→ Records for the exercise:
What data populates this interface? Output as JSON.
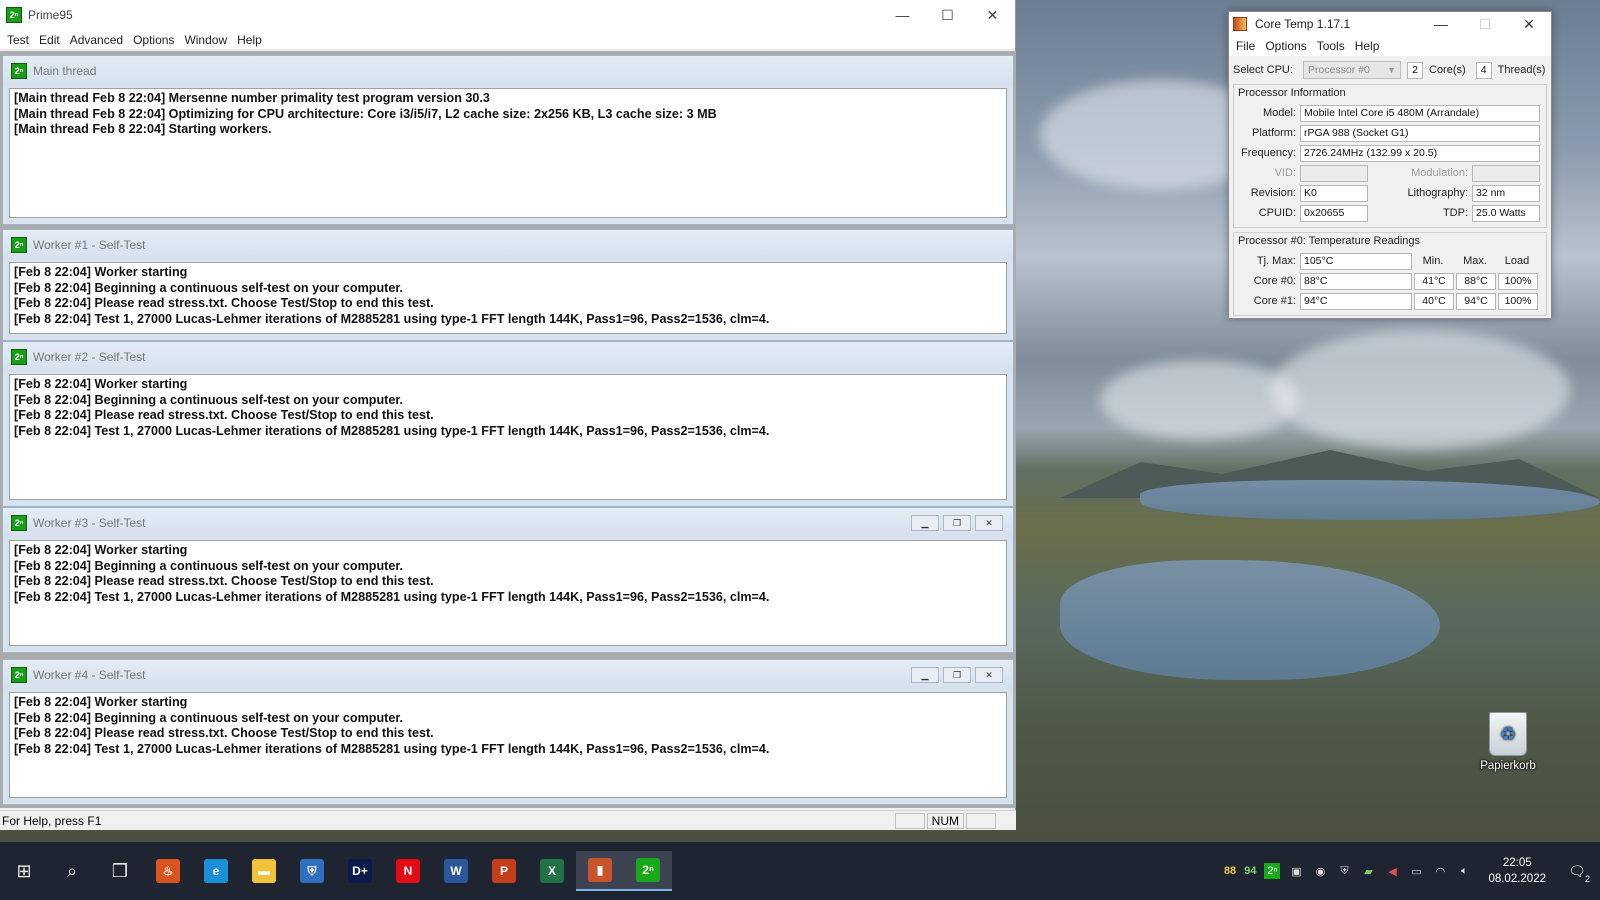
{
  "prime95": {
    "title": "Prime95",
    "menu": [
      "Test",
      "Edit",
      "Advanced",
      "Options",
      "Window",
      "Help"
    ],
    "windows": [
      {
        "title": "Main thread",
        "lines": [
          "[Main thread Feb 8 22:04] Mersenne number primality test program version 30.3",
          "[Main thread Feb 8 22:04] Optimizing for CPU architecture: Core i3/i5/i7, L2 cache size: 2x256 KB, L3 cache size: 3 MB",
          "[Main thread Feb 8 22:04] Starting workers."
        ]
      },
      {
        "title": "Worker #1 - Self-Test",
        "lines": [
          "[Feb 8 22:04] Worker starting",
          "[Feb 8 22:04] Beginning a continuous self-test on your computer.",
          "[Feb 8 22:04] Please read stress.txt.  Choose Test/Stop to end this test.",
          "[Feb 8 22:04] Test 1, 27000 Lucas-Lehmer iterations of M2885281 using type-1 FFT length 144K, Pass1=96, Pass2=1536, clm=4."
        ]
      },
      {
        "title": "Worker #2 - Self-Test",
        "lines": [
          "[Feb 8 22:04] Worker starting",
          "[Feb 8 22:04] Beginning a continuous self-test on your computer.",
          "[Feb 8 22:04] Please read stress.txt.  Choose Test/Stop to end this test.",
          "[Feb 8 22:04] Test 1, 27000 Lucas-Lehmer iterations of M2885281 using type-1 FFT length 144K, Pass1=96, Pass2=1536, clm=4."
        ]
      },
      {
        "title": "Worker #3 - Self-Test",
        "lines": [
          "[Feb 8 22:04] Worker starting",
          "[Feb 8 22:04] Beginning a continuous self-test on your computer.",
          "[Feb 8 22:04] Please read stress.txt.  Choose Test/Stop to end this test.",
          "[Feb 8 22:04] Test 1, 27000 Lucas-Lehmer iterations of M2885281 using type-1 FFT length 144K, Pass1=96, Pass2=1536, clm=4."
        ]
      },
      {
        "title": "Worker #4 - Self-Test",
        "lines": [
          "[Feb 8 22:04] Worker starting",
          "[Feb 8 22:04] Beginning a continuous self-test on your computer.",
          "[Feb 8 22:04] Please read stress.txt.  Choose Test/Stop to end this test.",
          "[Feb 8 22:04] Test 1, 27000 Lucas-Lehmer iterations of M2885281 using type-1 FFT length 144K, Pass1=96, Pass2=1536, clm=4."
        ]
      }
    ],
    "status": {
      "help_text": "For Help, press F1",
      "num": "NUM"
    }
  },
  "coretemp": {
    "title": "Core Temp 1.17.1",
    "menu": [
      "File",
      "Options",
      "Tools",
      "Help"
    ],
    "select_cpu_label": "Select CPU:",
    "processor_select": "Processor #0",
    "cores_value": "2",
    "cores_label": "Core(s)",
    "threads_value": "4",
    "threads_label": "Thread(s)",
    "info_group_title": "Processor Information",
    "model_label": "Model:",
    "model": "Mobile Intel Core i5 480M (Arrandale)",
    "platform_label": "Platform:",
    "platform": "rPGA 988 (Socket G1)",
    "frequency_label": "Frequency:",
    "frequency": "2726.24MHz (132.99 x 20.5)",
    "vid_label": "VID:",
    "modulation_label": "Modulation:",
    "revision_label": "Revision:",
    "revision": "K0",
    "lithography_label": "Lithography:",
    "lithography": "32 nm",
    "cpuid_label": "CPUID:",
    "cpuid": "0x20655",
    "tdp_label": "TDP:",
    "tdp": "25.0 Watts",
    "temps_group_title": "Processor #0: Temperature Readings",
    "tjmax_label": "Tj. Max:",
    "tjmax": "105°C",
    "col_min": "Min.",
    "col_max": "Max.",
    "col_load": "Load",
    "cores": [
      {
        "label": "Core #0:",
        "temp": "88°C",
        "min": "41°C",
        "max": "88°C",
        "load": "100%"
      },
      {
        "label": "Core #1:",
        "temp": "94°C",
        "min": "40°C",
        "max": "94°C",
        "load": "100%"
      }
    ]
  },
  "desktop": {
    "recycle_bin_label": "Papierkorb"
  },
  "taskbar": {
    "tray_temps": [
      "88",
      "94"
    ],
    "time": "22:05",
    "date": "08.02.2022",
    "notification_count": "2",
    "apps": [
      {
        "name": "coretemp-flame",
        "color": "#d9531e"
      },
      {
        "name": "edge",
        "color": "#1b8fd6"
      },
      {
        "name": "explorer",
        "color": "#f2c23a"
      },
      {
        "name": "windows-security",
        "color": "#2f6fbf"
      },
      {
        "name": "disney-plus",
        "color": "#0b1a4d"
      },
      {
        "name": "netflix",
        "color": "#e50914"
      },
      {
        "name": "word",
        "color": "#2b579a"
      },
      {
        "name": "powerpoint",
        "color": "#c43e1c"
      },
      {
        "name": "excel",
        "color": "#217346"
      },
      {
        "name": "coretemp",
        "color": "#c8542c"
      },
      {
        "name": "prime95",
        "color": "#19a81a"
      }
    ]
  },
  "colors": {
    "accent_green": "#19a81a",
    "tray_temp_color": "#e8c84a"
  }
}
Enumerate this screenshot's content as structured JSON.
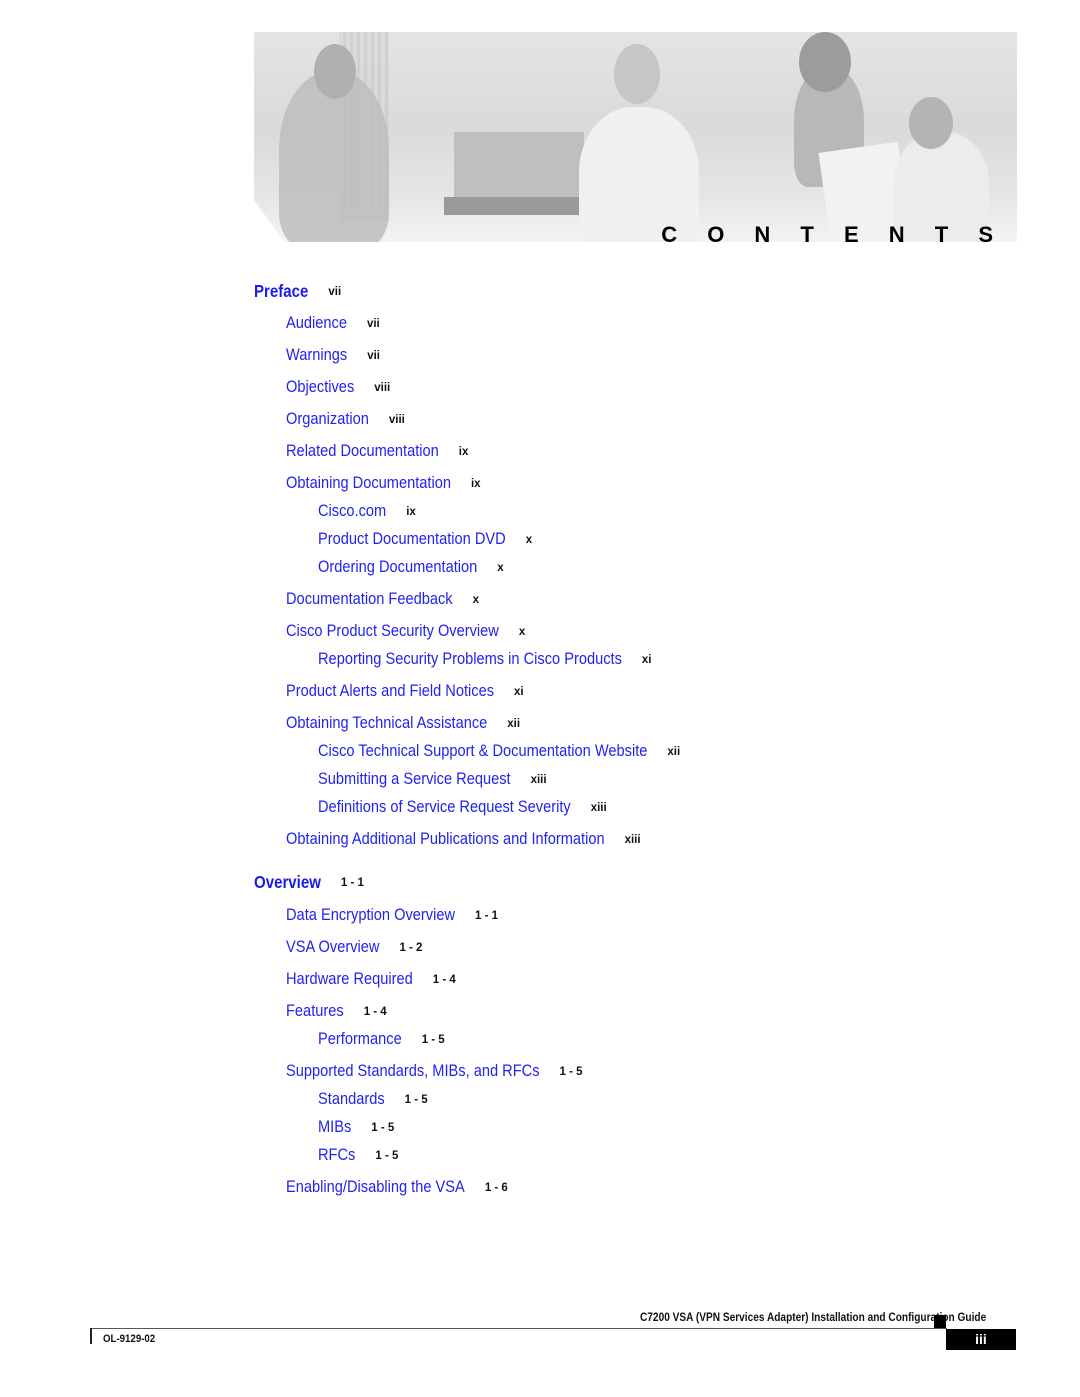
{
  "header": {
    "banner_image": "photo-of-four-people-working-with-laptop-and-documents",
    "title": "C O N T E N T S"
  },
  "toc": [
    {
      "title": "Preface",
      "page": "vii",
      "level": 0
    },
    {
      "title": "Audience",
      "page": "vii",
      "level": 1
    },
    {
      "title": "Warnings",
      "page": "vii",
      "level": 1
    },
    {
      "title": "Objectives",
      "page": "viii",
      "level": 1
    },
    {
      "title": "Organization",
      "page": "viii",
      "level": 1
    },
    {
      "title": "Related Documentation",
      "page": "ix",
      "level": 1
    },
    {
      "title": "Obtaining Documentation",
      "page": "ix",
      "level": 1
    },
    {
      "title": "Cisco.com",
      "page": "ix",
      "level": 2
    },
    {
      "title": "Product Documentation DVD",
      "page": "x",
      "level": 2
    },
    {
      "title": "Ordering Documentation",
      "page": "x",
      "level": 2
    },
    {
      "title": "Documentation Feedback",
      "page": "x",
      "level": 1
    },
    {
      "title": "Cisco Product Security Overview",
      "page": "x",
      "level": 1
    },
    {
      "title": "Reporting Security Problems in Cisco Products",
      "page": "xi",
      "level": 2
    },
    {
      "title": "Product Alerts and Field Notices",
      "page": "xi",
      "level": 1
    },
    {
      "title": "Obtaining Technical Assistance",
      "page": "xii",
      "level": 1
    },
    {
      "title": "Cisco Technical Support & Documentation Website",
      "page": "xii",
      "level": 2
    },
    {
      "title": "Submitting a Service Request",
      "page": "xiii",
      "level": 2
    },
    {
      "title": "Definitions of Service Request Severity",
      "page": "xiii",
      "level": 2
    },
    {
      "title": "Obtaining Additional Publications and Information",
      "page": "xiii",
      "level": 1
    },
    {
      "title": "Overview",
      "page": "1 - 1",
      "level": 0
    },
    {
      "title": "Data Encryption Overview",
      "page": "1 - 1",
      "level": 1
    },
    {
      "title": "VSA Overview",
      "page": "1 - 2",
      "level": 1
    },
    {
      "title": "Hardware Required",
      "page": "1 - 4",
      "level": 1
    },
    {
      "title": "Features",
      "page": "1 - 4",
      "level": 1
    },
    {
      "title": "Performance",
      "page": "1 - 5",
      "level": 2
    },
    {
      "title": "Supported Standards, MIBs, and RFCs",
      "page": "1 - 5",
      "level": 1
    },
    {
      "title": "Standards",
      "page": "1 - 5",
      "level": 2
    },
    {
      "title": "MIBs",
      "page": "1 - 5",
      "level": 2
    },
    {
      "title": "RFCs",
      "page": "1 - 5",
      "level": 2
    },
    {
      "title": "Enabling/Disabling the VSA",
      "page": "1 - 6",
      "level": 1
    }
  ],
  "footer": {
    "guide_title": "C7200 VSA (VPN Services Adapter) Installation and Configuration Guide",
    "doc_number": "OL-9129-02",
    "page_number": "iii"
  },
  "colors": {
    "link": "#2222ee",
    "page_number": "#111111"
  }
}
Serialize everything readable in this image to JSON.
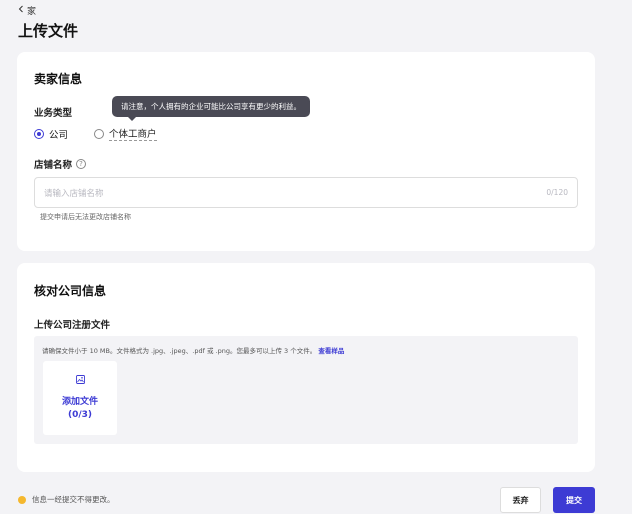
{
  "header": {
    "back_label": "家",
    "title": "上传文件"
  },
  "seller_card": {
    "title": "卖家信息",
    "business_type": {
      "label": "业务类型",
      "options": [
        {
          "label": "公司",
          "checked": true
        },
        {
          "label": "个体工商户",
          "checked": false
        }
      ],
      "tooltip": "请注意，个人拥有的企业可能比公司享有更少的利益。"
    },
    "store_name": {
      "label": "店铺名称",
      "help_icon_glyph": "?",
      "placeholder": "请输入店铺名称",
      "counter": "0/120",
      "hint": "提交申请后无法更改店铺名称"
    }
  },
  "company_card": {
    "title": "核对公司信息",
    "upload": {
      "label": "上传公司注册文件",
      "note": "请确保文件小于 10 MB。文件格式为 .jpg、.jpeg、.pdf 或 .png。您最多可以上传 3 个文件。",
      "sample_link": "查看样品",
      "add_label": "添加文件",
      "add_count": "(0/3)"
    }
  },
  "footer": {
    "note": "信息一经提交不得更改。",
    "discard_label": "丢弃",
    "submit_label": "提交"
  },
  "colors": {
    "accent": "#3d3bd4",
    "warning": "#f5b82e",
    "tooltip_bg": "#4a4a55"
  },
  "icons": {
    "back": "chevron-left-icon",
    "help": "question-circle-icon",
    "image": "image-icon",
    "warning": "warning-dot-icon"
  }
}
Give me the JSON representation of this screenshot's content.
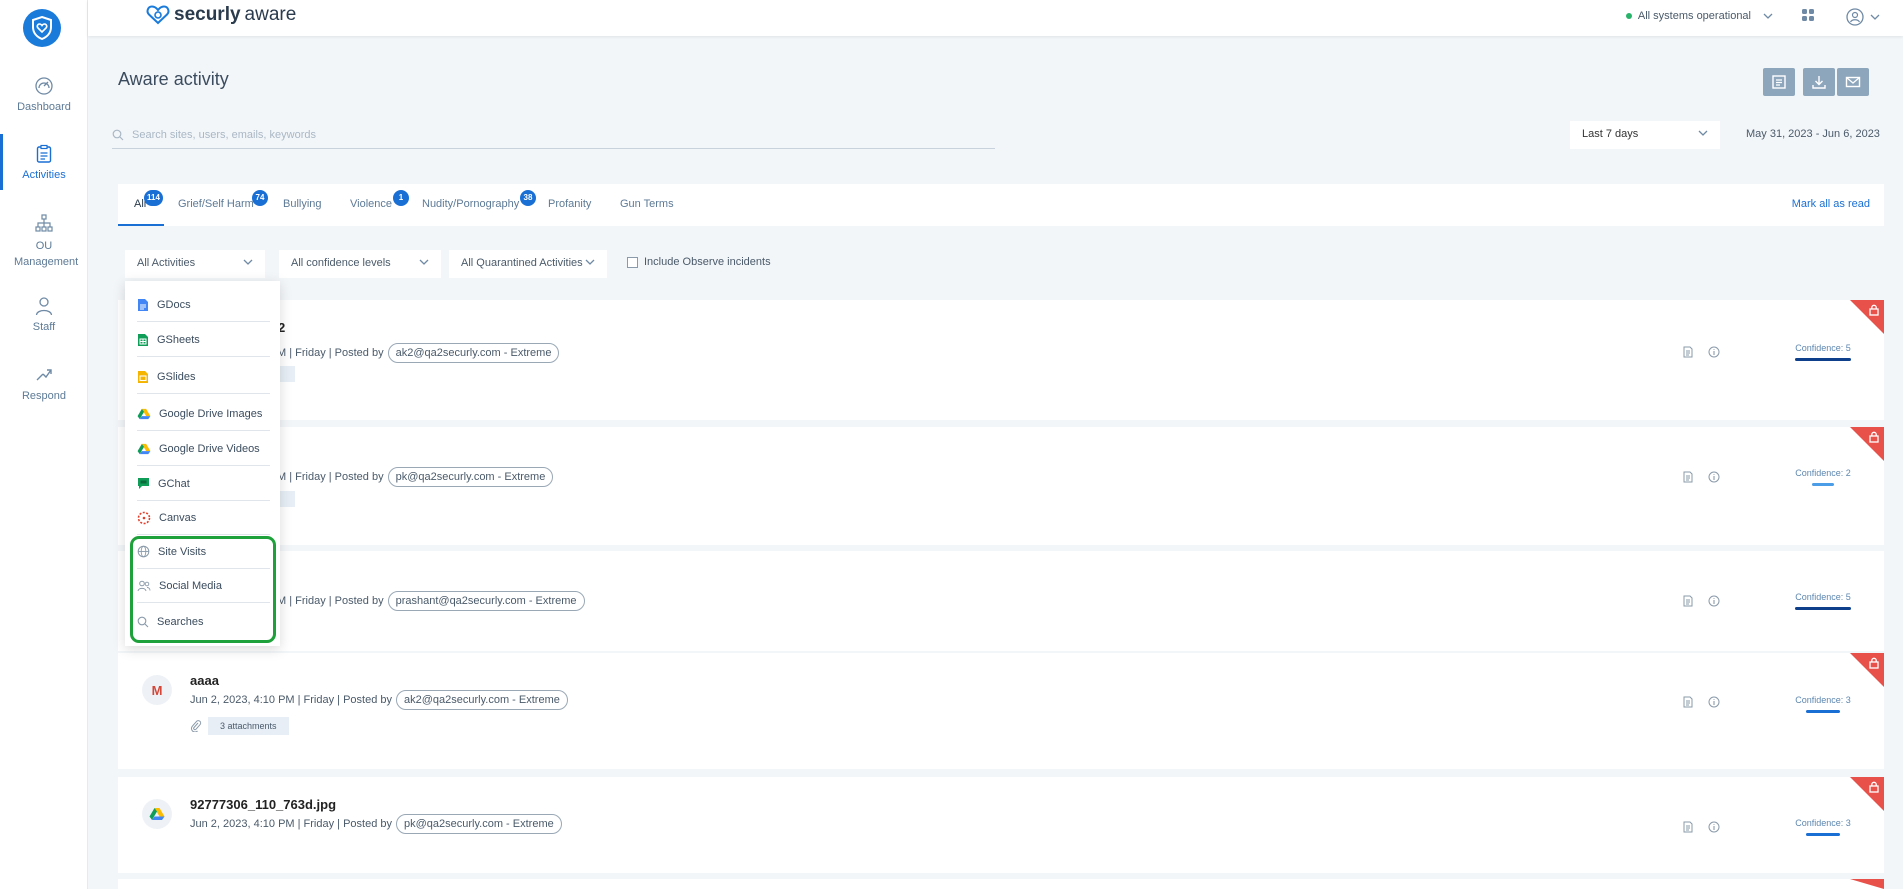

→ Stated exercise: Identify and list each line with the word "Technical".

→ The completed task:
      "title": "Obtaining Technical Assistance",
      "title": "Cisco Technical Support & Documentation Website",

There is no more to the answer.